State how many lines of the entries include the string "Operational", please, leaving out everything but the number.

━━━━━━━━━━

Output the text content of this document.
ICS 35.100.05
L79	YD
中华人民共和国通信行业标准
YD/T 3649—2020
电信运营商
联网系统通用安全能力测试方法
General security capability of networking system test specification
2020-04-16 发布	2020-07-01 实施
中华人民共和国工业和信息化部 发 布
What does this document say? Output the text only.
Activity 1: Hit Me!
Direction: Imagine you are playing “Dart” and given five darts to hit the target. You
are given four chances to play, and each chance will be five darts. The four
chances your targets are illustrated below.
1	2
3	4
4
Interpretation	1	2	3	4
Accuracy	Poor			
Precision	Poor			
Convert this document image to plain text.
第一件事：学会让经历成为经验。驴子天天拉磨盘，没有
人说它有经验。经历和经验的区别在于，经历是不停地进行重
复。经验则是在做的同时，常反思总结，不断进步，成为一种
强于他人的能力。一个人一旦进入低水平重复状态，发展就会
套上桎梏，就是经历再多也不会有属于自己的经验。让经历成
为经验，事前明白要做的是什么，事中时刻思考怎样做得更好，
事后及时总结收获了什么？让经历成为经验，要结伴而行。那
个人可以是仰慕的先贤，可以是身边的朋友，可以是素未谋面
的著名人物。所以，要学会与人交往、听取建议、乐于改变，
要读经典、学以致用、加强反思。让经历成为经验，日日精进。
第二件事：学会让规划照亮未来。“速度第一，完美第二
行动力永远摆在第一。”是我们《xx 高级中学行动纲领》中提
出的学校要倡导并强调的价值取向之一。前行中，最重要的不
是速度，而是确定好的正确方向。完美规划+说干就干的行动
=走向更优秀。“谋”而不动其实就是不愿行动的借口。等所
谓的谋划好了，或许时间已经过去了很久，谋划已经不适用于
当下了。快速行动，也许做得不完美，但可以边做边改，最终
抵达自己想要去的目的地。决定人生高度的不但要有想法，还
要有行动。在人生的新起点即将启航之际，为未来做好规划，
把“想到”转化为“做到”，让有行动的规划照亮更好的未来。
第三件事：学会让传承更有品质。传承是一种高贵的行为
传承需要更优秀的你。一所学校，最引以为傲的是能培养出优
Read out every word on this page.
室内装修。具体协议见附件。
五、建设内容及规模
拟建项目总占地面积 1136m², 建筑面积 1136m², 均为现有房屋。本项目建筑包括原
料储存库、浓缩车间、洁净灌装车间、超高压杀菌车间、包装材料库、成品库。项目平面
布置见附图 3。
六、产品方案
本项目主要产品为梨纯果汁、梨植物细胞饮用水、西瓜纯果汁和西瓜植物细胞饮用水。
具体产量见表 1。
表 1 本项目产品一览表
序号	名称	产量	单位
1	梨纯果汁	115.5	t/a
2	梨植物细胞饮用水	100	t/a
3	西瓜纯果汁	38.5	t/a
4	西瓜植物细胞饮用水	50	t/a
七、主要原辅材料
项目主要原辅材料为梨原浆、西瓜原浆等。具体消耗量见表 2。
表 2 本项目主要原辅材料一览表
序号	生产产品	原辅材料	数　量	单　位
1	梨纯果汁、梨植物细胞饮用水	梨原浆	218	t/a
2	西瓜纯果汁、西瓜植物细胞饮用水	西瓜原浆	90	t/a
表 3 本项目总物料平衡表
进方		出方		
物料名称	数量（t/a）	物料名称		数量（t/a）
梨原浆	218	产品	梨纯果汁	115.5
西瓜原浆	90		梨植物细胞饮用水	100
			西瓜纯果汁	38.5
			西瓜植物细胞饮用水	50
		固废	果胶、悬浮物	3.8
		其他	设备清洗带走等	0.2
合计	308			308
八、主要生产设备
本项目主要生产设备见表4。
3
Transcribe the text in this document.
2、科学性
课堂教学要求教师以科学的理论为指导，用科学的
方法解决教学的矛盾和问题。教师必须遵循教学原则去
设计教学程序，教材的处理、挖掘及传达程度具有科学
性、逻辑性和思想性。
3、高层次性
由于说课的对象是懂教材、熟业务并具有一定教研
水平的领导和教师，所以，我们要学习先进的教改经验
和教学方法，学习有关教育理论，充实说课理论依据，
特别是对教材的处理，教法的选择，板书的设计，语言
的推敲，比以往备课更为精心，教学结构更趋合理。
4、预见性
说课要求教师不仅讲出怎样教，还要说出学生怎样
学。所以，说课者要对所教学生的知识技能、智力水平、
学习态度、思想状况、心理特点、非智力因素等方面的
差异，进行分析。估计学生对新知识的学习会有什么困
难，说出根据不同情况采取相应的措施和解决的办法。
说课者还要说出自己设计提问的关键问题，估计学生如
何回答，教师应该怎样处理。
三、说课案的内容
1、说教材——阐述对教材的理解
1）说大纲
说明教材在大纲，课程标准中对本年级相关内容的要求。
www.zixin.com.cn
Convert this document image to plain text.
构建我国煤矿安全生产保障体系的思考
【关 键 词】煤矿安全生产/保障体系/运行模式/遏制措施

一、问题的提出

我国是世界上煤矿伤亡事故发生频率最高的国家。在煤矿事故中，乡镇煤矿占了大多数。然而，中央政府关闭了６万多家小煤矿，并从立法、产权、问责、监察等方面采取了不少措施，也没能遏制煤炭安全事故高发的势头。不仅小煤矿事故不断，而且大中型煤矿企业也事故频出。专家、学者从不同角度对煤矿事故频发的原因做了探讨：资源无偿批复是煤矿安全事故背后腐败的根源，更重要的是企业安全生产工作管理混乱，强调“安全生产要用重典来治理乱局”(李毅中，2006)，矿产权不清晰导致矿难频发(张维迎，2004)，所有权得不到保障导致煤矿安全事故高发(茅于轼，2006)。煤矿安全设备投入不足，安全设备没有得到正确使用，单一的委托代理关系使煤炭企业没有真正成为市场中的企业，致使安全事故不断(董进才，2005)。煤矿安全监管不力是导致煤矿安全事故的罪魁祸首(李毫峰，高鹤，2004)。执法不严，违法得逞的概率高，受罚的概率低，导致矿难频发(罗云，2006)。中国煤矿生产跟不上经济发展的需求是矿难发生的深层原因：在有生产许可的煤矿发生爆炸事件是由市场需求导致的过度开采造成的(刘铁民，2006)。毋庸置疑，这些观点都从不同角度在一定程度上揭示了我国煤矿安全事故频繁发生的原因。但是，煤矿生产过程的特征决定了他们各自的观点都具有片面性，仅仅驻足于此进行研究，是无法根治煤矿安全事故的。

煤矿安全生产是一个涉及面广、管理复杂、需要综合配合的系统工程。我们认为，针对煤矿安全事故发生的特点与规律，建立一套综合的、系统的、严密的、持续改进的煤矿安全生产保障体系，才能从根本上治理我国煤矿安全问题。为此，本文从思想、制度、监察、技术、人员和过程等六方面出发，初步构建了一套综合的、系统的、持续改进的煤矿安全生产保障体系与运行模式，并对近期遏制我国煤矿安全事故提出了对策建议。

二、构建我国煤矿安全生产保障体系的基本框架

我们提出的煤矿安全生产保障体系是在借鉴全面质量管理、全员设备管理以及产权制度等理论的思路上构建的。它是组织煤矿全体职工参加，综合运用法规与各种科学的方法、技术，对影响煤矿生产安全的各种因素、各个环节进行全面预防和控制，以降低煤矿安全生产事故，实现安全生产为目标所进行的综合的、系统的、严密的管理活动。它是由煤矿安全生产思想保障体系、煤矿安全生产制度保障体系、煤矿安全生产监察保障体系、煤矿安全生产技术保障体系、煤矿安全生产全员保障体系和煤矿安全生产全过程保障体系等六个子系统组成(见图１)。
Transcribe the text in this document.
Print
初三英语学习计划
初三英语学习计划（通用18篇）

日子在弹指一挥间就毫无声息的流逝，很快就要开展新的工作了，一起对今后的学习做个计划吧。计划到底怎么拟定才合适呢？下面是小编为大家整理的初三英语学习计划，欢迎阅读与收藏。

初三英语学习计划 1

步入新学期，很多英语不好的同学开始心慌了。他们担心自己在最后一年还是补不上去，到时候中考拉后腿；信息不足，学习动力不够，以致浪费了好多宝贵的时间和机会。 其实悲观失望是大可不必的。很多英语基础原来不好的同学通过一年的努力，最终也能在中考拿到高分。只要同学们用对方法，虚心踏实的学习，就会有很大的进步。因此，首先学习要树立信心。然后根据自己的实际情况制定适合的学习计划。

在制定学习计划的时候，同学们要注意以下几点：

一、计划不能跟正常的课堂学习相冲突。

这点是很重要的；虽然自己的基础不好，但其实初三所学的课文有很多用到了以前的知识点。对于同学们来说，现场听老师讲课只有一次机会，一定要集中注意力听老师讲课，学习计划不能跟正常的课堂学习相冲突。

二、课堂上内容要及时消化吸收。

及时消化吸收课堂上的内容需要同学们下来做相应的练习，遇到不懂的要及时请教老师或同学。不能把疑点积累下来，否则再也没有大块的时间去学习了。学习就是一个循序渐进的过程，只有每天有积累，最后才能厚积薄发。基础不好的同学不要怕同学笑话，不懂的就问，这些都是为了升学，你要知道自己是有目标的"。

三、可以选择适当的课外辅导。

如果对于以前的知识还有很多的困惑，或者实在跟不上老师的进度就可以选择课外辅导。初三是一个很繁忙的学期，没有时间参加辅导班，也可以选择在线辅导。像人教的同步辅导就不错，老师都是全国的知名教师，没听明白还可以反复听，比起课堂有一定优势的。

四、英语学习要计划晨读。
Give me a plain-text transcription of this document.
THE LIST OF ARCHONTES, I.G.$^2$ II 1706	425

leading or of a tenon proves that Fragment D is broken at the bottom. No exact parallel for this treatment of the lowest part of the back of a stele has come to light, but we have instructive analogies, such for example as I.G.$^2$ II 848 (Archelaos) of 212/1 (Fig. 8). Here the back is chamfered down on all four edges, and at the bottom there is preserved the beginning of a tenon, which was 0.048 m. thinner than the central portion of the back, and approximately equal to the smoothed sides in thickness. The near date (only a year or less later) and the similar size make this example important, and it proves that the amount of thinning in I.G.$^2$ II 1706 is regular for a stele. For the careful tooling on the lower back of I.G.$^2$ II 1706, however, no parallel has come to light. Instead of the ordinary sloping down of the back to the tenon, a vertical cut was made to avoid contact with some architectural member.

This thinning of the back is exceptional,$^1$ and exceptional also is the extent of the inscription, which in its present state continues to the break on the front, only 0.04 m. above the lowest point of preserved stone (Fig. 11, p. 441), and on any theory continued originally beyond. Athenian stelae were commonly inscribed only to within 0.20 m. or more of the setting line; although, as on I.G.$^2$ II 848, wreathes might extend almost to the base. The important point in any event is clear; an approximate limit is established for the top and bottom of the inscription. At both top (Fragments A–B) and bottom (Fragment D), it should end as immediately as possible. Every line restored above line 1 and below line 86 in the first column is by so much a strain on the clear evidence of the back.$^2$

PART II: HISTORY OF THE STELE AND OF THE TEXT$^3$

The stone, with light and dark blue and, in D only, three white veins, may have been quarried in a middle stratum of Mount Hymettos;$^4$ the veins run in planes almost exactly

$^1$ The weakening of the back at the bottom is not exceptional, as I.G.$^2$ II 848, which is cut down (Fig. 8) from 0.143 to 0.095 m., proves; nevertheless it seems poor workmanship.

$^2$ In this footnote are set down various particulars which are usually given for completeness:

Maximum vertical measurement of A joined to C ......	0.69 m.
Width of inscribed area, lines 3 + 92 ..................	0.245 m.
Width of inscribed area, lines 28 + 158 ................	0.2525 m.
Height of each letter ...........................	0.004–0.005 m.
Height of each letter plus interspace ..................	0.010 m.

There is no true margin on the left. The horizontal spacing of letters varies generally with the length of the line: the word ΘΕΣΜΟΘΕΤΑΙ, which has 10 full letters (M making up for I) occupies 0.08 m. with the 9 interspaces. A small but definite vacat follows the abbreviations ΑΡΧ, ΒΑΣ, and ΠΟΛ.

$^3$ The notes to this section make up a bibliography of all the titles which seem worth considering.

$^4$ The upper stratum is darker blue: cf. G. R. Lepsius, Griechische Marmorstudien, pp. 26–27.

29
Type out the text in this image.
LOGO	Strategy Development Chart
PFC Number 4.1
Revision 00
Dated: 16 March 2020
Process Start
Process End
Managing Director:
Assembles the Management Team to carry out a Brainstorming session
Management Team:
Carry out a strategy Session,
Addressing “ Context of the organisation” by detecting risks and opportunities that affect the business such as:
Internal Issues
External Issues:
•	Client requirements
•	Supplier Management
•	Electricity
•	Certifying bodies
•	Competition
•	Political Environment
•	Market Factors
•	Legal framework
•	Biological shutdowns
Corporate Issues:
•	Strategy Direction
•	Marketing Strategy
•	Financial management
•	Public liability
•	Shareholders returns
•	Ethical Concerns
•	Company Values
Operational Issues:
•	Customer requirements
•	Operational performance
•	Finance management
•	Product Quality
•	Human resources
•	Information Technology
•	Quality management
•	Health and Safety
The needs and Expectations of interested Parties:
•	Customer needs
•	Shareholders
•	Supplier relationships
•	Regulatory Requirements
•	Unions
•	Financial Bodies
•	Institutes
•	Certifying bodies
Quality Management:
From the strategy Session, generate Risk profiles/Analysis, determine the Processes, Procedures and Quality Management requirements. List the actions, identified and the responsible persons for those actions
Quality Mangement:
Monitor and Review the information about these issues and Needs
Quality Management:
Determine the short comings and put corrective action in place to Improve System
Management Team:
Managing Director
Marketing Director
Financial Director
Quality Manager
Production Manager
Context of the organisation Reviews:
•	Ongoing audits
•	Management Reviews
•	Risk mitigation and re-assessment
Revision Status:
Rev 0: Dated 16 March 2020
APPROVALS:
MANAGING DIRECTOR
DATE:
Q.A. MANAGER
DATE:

━━━━━━━━━━

Solution for this task
2